▶ **TO BE DONE**:
Identify each line in the records below that contains the word "możliwe", and copy it.

::::::

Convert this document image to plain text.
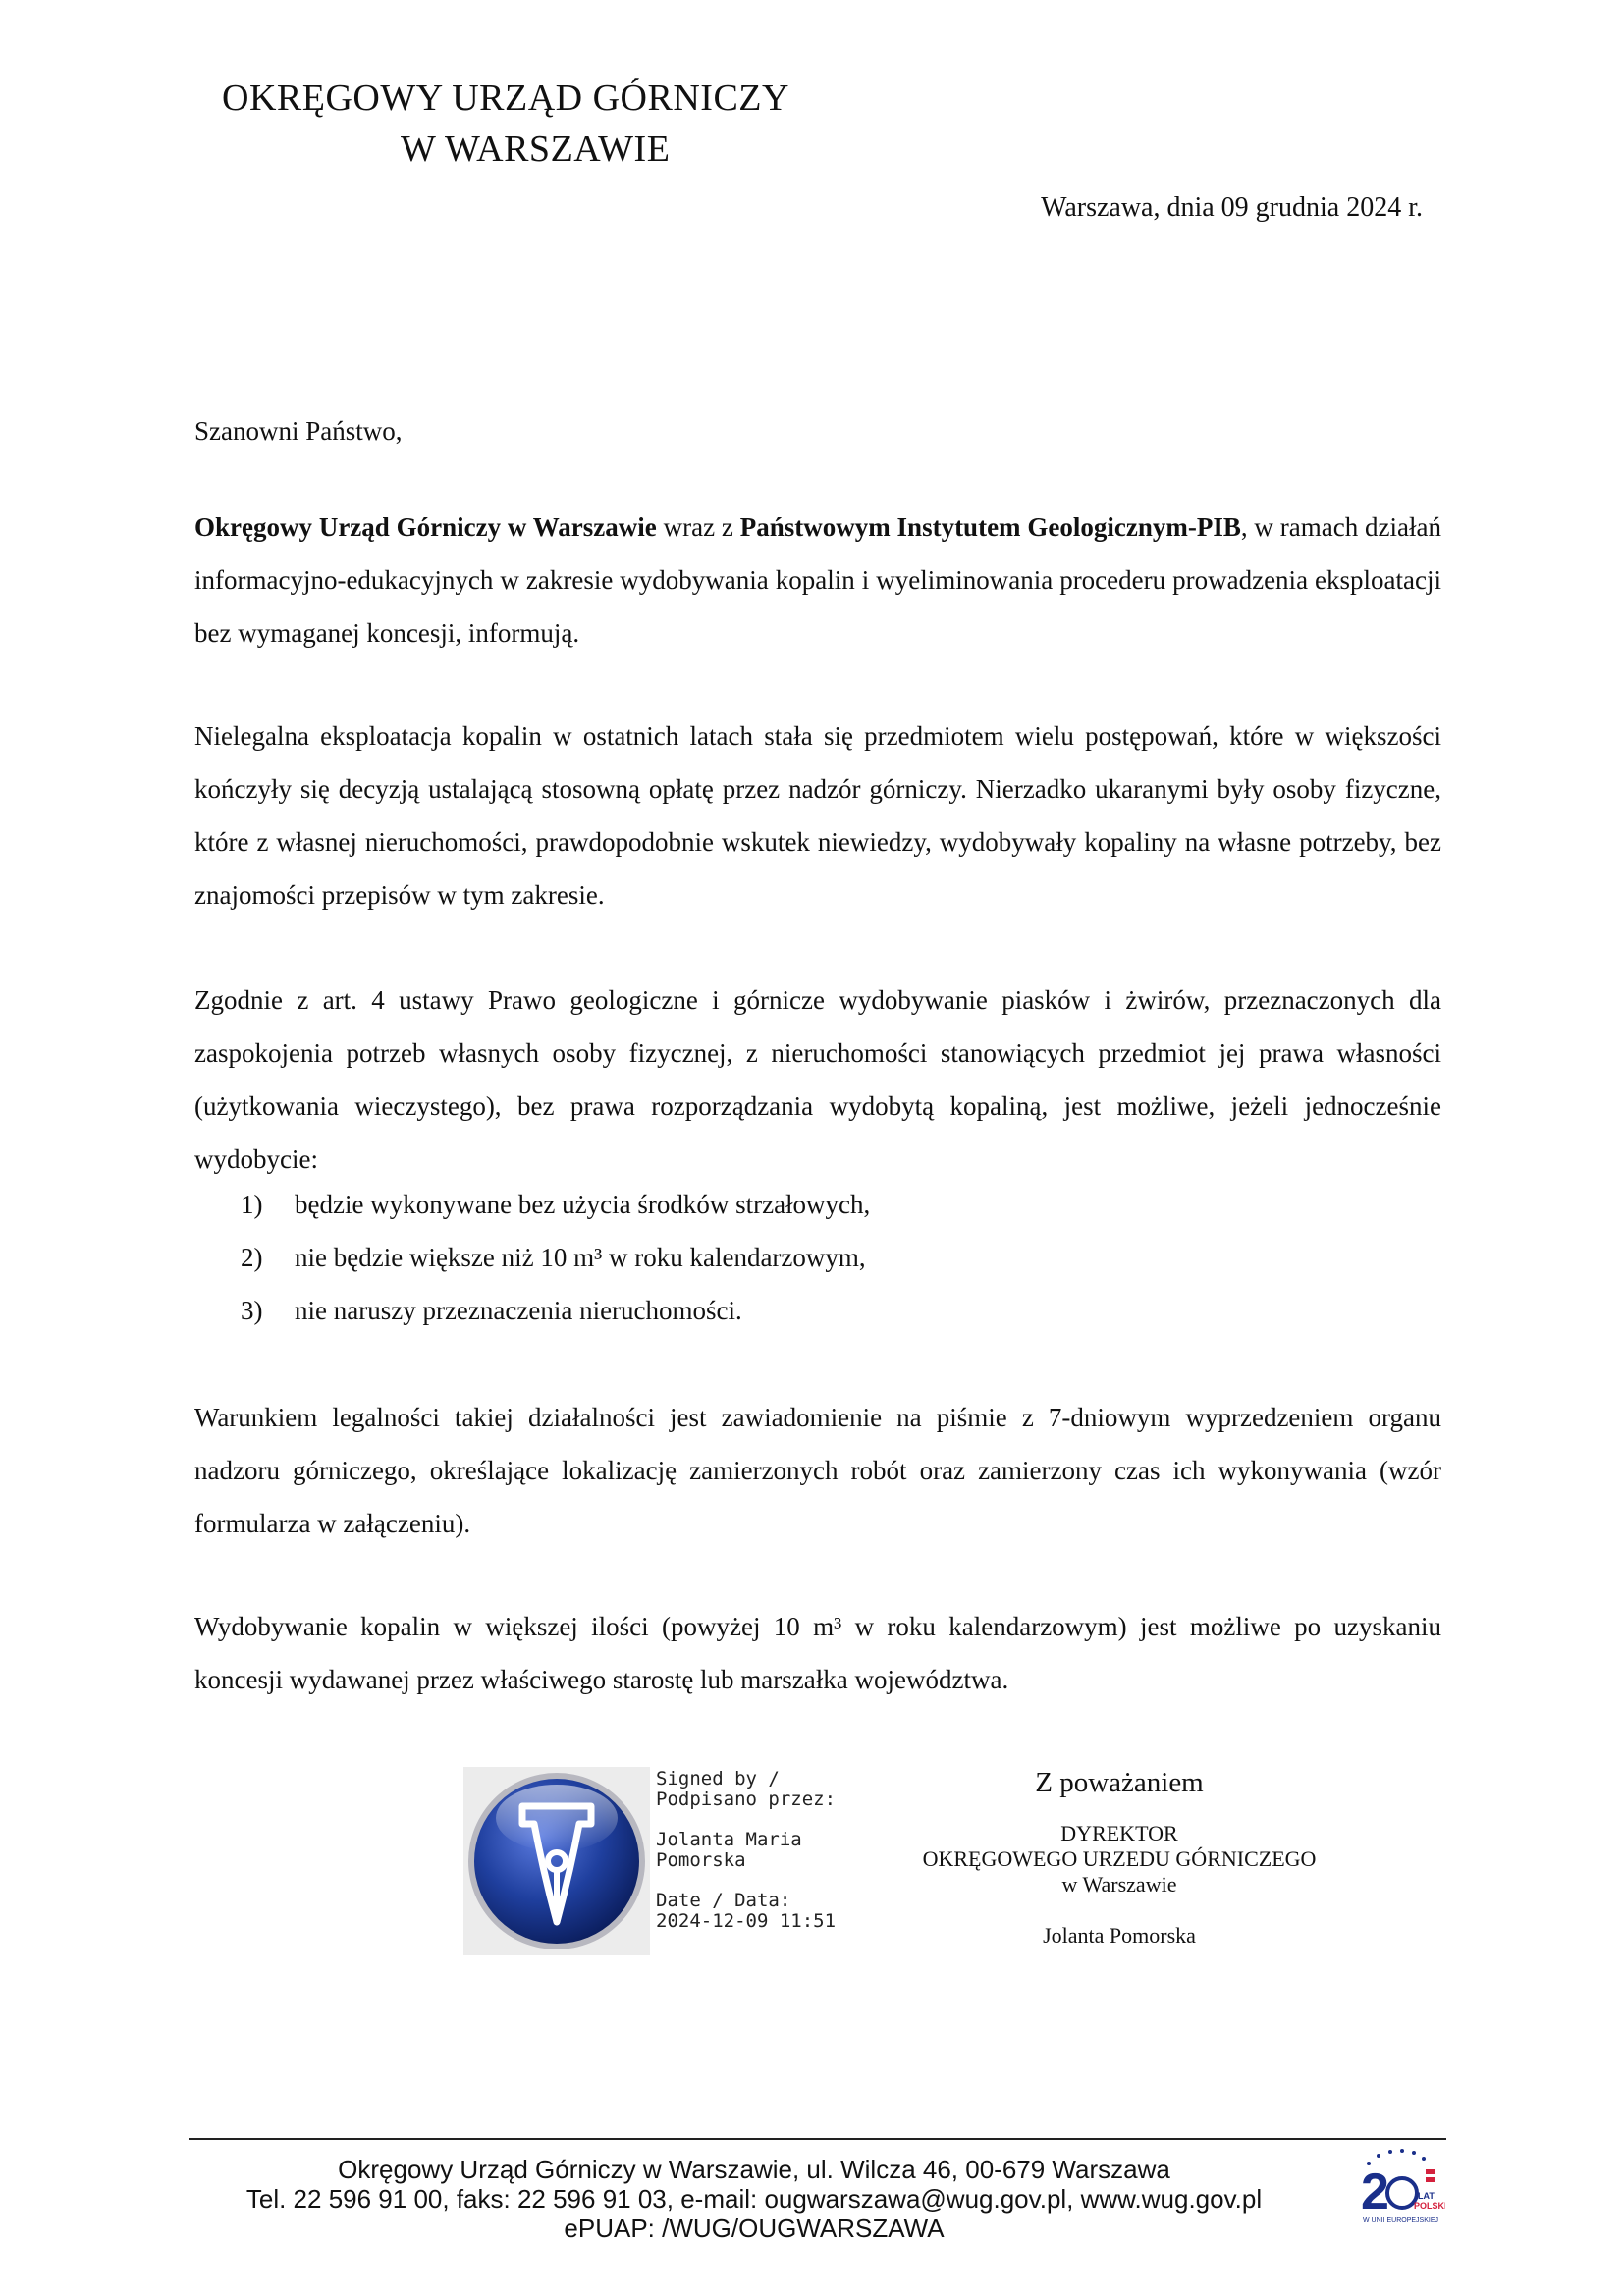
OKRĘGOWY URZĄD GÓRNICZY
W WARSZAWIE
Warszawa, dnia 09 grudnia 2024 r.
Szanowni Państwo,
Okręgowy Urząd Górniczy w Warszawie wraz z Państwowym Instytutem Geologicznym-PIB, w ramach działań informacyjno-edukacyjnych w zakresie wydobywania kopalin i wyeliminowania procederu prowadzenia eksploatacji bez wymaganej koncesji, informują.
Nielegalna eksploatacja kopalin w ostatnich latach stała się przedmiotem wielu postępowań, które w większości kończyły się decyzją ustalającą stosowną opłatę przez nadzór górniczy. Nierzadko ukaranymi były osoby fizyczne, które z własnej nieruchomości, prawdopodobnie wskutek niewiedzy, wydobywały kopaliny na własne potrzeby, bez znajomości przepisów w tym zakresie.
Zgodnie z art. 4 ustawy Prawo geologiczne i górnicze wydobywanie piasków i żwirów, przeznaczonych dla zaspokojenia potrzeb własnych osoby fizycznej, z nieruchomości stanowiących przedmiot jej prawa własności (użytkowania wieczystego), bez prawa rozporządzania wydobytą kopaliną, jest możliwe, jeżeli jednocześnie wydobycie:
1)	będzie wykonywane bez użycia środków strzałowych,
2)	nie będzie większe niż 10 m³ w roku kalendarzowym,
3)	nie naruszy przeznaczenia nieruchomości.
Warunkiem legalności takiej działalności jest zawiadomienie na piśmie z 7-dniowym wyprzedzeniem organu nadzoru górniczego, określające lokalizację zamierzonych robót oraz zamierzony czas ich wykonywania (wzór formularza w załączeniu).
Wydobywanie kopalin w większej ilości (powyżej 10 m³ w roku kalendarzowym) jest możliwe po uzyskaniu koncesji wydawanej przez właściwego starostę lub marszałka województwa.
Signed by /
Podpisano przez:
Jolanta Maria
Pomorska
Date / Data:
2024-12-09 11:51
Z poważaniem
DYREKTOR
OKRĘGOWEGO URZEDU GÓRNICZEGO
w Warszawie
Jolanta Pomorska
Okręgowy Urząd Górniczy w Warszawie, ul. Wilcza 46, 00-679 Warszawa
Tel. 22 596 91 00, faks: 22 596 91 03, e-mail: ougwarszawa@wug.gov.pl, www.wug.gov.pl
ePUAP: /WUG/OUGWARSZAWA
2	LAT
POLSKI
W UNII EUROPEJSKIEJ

::::::

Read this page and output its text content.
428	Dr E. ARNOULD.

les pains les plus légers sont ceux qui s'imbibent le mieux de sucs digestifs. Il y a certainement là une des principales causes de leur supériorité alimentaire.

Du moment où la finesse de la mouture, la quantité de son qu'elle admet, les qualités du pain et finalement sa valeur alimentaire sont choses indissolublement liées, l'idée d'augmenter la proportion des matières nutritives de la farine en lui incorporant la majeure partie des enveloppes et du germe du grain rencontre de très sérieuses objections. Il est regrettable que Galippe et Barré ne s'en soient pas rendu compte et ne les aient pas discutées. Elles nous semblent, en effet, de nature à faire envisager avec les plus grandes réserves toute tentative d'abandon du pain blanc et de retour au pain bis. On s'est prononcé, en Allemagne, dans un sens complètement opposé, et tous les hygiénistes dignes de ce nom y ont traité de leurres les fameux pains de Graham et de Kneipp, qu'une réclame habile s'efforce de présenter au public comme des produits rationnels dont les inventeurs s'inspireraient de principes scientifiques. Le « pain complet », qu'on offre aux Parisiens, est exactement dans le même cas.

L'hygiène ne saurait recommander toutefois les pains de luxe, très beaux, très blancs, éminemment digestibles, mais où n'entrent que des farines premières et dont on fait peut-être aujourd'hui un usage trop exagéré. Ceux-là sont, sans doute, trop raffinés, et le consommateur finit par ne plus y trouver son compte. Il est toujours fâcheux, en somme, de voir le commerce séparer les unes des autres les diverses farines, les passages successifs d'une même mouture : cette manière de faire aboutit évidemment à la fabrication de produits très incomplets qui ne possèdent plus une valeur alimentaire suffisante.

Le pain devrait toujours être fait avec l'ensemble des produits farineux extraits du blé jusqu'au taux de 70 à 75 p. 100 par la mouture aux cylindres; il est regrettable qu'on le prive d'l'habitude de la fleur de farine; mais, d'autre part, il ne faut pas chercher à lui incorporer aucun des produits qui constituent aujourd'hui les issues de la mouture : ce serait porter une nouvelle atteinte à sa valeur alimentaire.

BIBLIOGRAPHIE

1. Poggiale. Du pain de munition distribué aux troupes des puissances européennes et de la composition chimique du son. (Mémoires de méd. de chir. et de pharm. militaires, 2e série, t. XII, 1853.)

::::::

▶ **THE RESPONSE**:
Zgodnie z art. 4 ustawy Prawo geologiczne i górnicze wydobywanie piasków i żwirów, przeznaczonych dla zaspokojenia potrzeb własnych osoby fizycznej, z nieruchomości stanowiących przedmiot jej prawa własności (użytkowania wieczystego), bez prawa rozporządzania wydobytą kopaliną, jest możliwe, jeżeli jednocześnie wydobycie:
Wydobywanie kopalin w większej ilości (powyżej 10 m³ w roku kalendarzowym) jest możliwe po uzyskaniu koncesji wydawanej przez właściwego starostę lub marszałka województwa.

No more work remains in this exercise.